Records –
^^^^^^^^

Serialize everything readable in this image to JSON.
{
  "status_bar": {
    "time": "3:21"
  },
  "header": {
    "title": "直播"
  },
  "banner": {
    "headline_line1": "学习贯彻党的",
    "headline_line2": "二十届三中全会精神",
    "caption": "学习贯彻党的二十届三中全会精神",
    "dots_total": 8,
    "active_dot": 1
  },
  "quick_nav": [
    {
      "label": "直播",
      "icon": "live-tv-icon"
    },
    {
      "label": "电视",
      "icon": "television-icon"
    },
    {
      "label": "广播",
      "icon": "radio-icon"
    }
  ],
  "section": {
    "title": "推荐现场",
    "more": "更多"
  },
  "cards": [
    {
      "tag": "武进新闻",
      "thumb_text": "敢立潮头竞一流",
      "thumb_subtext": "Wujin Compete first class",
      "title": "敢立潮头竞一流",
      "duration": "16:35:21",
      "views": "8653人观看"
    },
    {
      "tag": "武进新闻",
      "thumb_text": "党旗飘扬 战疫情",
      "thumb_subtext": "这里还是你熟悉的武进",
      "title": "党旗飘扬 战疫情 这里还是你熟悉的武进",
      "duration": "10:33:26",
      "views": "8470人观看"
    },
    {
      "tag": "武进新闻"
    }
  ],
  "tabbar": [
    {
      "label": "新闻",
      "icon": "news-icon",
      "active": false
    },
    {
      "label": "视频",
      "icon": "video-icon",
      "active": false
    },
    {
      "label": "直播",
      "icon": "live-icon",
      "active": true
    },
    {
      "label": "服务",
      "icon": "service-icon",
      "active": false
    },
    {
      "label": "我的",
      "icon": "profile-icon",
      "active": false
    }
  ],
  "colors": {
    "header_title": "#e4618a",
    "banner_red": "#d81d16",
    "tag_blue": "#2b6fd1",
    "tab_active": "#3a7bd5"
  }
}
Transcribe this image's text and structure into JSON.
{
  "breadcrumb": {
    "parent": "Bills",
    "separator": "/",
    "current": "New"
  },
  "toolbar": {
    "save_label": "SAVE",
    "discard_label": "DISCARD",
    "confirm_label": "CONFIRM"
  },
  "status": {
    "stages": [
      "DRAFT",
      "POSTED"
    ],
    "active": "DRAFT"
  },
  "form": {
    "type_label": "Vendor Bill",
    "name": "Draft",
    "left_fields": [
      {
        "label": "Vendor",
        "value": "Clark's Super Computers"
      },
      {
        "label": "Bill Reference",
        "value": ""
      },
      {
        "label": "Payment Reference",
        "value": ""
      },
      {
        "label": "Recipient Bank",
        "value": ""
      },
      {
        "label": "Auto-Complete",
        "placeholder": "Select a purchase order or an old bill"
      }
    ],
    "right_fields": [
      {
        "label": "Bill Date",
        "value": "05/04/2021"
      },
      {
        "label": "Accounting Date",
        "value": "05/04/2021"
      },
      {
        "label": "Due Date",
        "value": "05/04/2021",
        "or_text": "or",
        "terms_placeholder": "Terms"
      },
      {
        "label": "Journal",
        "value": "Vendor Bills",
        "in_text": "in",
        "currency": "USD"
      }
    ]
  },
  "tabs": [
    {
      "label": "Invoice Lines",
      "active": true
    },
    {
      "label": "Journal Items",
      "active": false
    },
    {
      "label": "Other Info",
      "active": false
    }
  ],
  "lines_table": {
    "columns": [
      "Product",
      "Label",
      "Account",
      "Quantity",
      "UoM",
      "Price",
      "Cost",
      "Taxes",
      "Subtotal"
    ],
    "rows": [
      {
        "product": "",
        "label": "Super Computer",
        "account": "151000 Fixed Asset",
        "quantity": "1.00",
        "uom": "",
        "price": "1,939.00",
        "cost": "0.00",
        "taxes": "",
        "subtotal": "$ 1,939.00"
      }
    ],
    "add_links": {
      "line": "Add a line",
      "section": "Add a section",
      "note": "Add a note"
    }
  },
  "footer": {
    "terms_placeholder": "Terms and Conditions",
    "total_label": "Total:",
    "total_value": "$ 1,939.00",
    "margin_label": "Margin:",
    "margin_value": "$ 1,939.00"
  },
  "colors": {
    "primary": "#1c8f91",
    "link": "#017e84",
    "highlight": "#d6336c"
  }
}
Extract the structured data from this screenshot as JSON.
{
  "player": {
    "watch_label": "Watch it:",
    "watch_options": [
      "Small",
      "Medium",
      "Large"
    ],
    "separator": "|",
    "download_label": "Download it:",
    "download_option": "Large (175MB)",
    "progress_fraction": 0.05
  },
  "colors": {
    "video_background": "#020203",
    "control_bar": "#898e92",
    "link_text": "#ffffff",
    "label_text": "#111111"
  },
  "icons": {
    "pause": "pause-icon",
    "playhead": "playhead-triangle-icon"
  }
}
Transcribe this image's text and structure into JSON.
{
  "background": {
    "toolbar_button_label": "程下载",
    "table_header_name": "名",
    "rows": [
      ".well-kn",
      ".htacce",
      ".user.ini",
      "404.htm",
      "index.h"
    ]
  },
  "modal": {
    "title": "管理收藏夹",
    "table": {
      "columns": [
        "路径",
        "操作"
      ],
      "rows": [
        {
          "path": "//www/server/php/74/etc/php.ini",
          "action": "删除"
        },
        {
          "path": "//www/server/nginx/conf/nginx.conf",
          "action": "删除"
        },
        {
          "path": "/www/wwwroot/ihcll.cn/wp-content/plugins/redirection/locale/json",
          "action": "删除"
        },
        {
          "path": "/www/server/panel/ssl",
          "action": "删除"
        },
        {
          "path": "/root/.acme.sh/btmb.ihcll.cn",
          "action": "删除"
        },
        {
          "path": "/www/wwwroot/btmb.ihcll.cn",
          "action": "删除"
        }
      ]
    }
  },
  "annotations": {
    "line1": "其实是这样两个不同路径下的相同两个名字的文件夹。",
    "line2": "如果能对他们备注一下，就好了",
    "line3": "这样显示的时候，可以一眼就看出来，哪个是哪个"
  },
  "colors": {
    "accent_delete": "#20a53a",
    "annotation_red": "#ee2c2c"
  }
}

^^^^^^^^

All of the data needs to be printed once more, exactly.

Solution to the problem –
Serialize everything readable in this image to JSON.
{
  "status_bar": {
    "time": "3:21"
  },
  "header": {
    "title": "直播"
  },
  "banner": {
    "headline_line1": "学习贯彻党的",
    "headline_line2": "二十届三中全会精神",
    "caption": "学习贯彻党的二十届三中全会精神",
    "dots_total": 8,
    "active_dot": 1
  },
  "quick_nav": [
    {
      "label": "直播",
      "icon": "live-tv-icon"
    },
    {
      "label": "电视",
      "icon": "television-icon"
    },
    {
      "label": "广播",
      "icon": "radio-icon"
    }
  ],
  "section": {
    "title": "推荐现场",
    "more": "更多"
  },
  "cards": [
    {
      "tag": "武进新闻",
      "thumb_text": "敢立潮头竞一流",
      "thumb_subtext": "Wujin Compete first class",
      "title": "敢立潮头竞一流",
      "duration": "16:35:21",
      "views": "8653人观看"
    },
    {
      "tag": "武进新闻",
      "thumb_text": "党旗飘扬 战疫情",
      "thumb_subtext": "这里还是你熟悉的武进",
      "title": "党旗飘扬 战疫情 这里还是你熟悉的武进",
      "duration": "10:33:26",
      "views": "8470人观看"
    },
    {
      "tag": "武进新闻"
    }
  ],
  "tabbar": [
    {
      "label": "新闻",
      "icon": "news-icon",
      "active": false
    },
    {
      "label": "视频",
      "icon": "video-icon",
      "active": false
    },
    {
      "label": "直播",
      "icon": "live-icon",
      "active": true
    },
    {
      "label": "服务",
      "icon": "service-icon",
      "active": false
    },
    {
      "label": "我的",
      "icon": "profile-icon",
      "active": false
    }
  ],
  "colors": {
    "header_title": "#e4618a",
    "banner_red": "#d81d16",
    "tag_blue": "#2b6fd1",
    "tab_active": "#3a7bd5"
  }
}
Transcribe this image's text and structure into JSON.
{
  "breadcrumb": {
    "parent": "Bills",
    "separator": "/",
    "current": "New"
  },
  "toolbar": {
    "save_label": "SAVE",
    "discard_label": "DISCARD",
    "confirm_label": "CONFIRM"
  },
  "status": {
    "stages": [
      "DRAFT",
      "POSTED"
    ],
    "active": "DRAFT"
  },
  "form": {
    "type_label": "Vendor Bill",
    "name": "Draft",
    "left_fields": [
      {
        "label": "Vendor",
        "value": "Clark's Super Computers"
      },
      {
        "label": "Bill Reference",
        "value": ""
      },
      {
        "label": "Payment Reference",
        "value": ""
      },
      {
        "label": "Recipient Bank",
        "value": ""
      },
      {
        "label": "Auto-Complete",
        "placeholder": "Select a purchase order or an old bill"
      }
    ],
    "right_fields": [
      {
        "label": "Bill Date",
        "value": "05/04/2021"
      },
      {
        "label": "Accounting Date",
        "value": "05/04/2021"
      },
      {
        "label": "Due Date",
        "value": "05/04/2021",
        "or_text": "or",
        "terms_placeholder": "Terms"
      },
      {
        "label": "Journal",
        "value": "Vendor Bills",
        "in_text": "in",
        "currency": "USD"
      }
    ]
  },
  "tabs": [
    {
      "label": "Invoice Lines",
      "active": true
    },
    {
      "label": "Journal Items",
      "active": false
    },
    {
      "label": "Other Info",
      "active": false
    }
  ],
  "lines_table": {
    "columns": [
      "Product",
      "Label",
      "Account",
      "Quantity",
      "UoM",
      "Price",
      "Cost",
      "Taxes",
      "Subtotal"
    ],
    "rows": [
      {
        "product": "",
        "label": "Super Computer",
        "account": "151000 Fixed Asset",
        "quantity": "1.00",
        "uom": "",
        "price": "1,939.00",
        "cost": "0.00",
        "taxes": "",
        "subtotal": "$ 1,939.00"
      }
    ],
    "add_links": {
      "line": "Add a line",
      "section": "Add a section",
      "note": "Add a note"
    }
  },
  "footer": {
    "terms_placeholder": "Terms and Conditions",
    "total_label": "Total:",
    "total_value": "$ 1,939.00",
    "margin_label": "Margin:",
    "margin_value": "$ 1,939.00"
  },
  "colors": {
    "primary": "#1c8f91",
    "link": "#017e84",
    "highlight": "#d6336c"
  }
}
Extract the structured data from this screenshot as JSON.
{
  "player": {
    "watch_label": "Watch it:",
    "watch_options": [
      "Small",
      "Medium",
      "Large"
    ],
    "separator": "|",
    "download_label": "Download it:",
    "download_option": "Large (175MB)",
    "progress_fraction": 0.05
  },
  "colors": {
    "video_background": "#020203",
    "control_bar": "#898e92",
    "link_text": "#ffffff",
    "label_text": "#111111"
  },
  "icons": {
    "pause": "pause-icon",
    "playhead": "playhead-triangle-icon"
  }
}
Transcribe this image's text and structure into JSON.
{
  "background": {
    "toolbar_button_label": "程下载",
    "table_header_name": "名",
    "rows": [
      ".well-kn",
      ".htacce",
      ".user.ini",
      "404.htm",
      "index.h"
    ]
  },
  "modal": {
    "title": "管理收藏夹",
    "table": {
      "columns": [
        "路径",
        "操作"
      ],
      "rows": [
        {
          "path": "//www/server/php/74/etc/php.ini",
          "action": "删除"
        },
        {
          "path": "//www/server/nginx/conf/nginx.conf",
          "action": "删除"
        },
        {
          "path": "/www/wwwroot/ihcll.cn/wp-content/plugins/redirection/locale/json",
          "action": "删除"
        },
        {
          "path": "/www/server/panel/ssl",
          "action": "删除"
        },
        {
          "path": "/root/.acme.sh/btmb.ihcll.cn",
          "action": "删除"
        },
        {
          "path": "/www/wwwroot/btmb.ihcll.cn",
          "action": "删除"
        }
      ]
    }
  },
  "annotations": {
    "line1": "其实是这样两个不同路径下的相同两个名字的文件夹。",
    "line2": "如果能对他们备注一下，就好了",
    "line3": "这样显示的时候，可以一眼就看出来，哪个是哪个"
  },
  "colors": {
    "accent_delete": "#20a53a",
    "annotation_red": "#ee2c2c"
  }
}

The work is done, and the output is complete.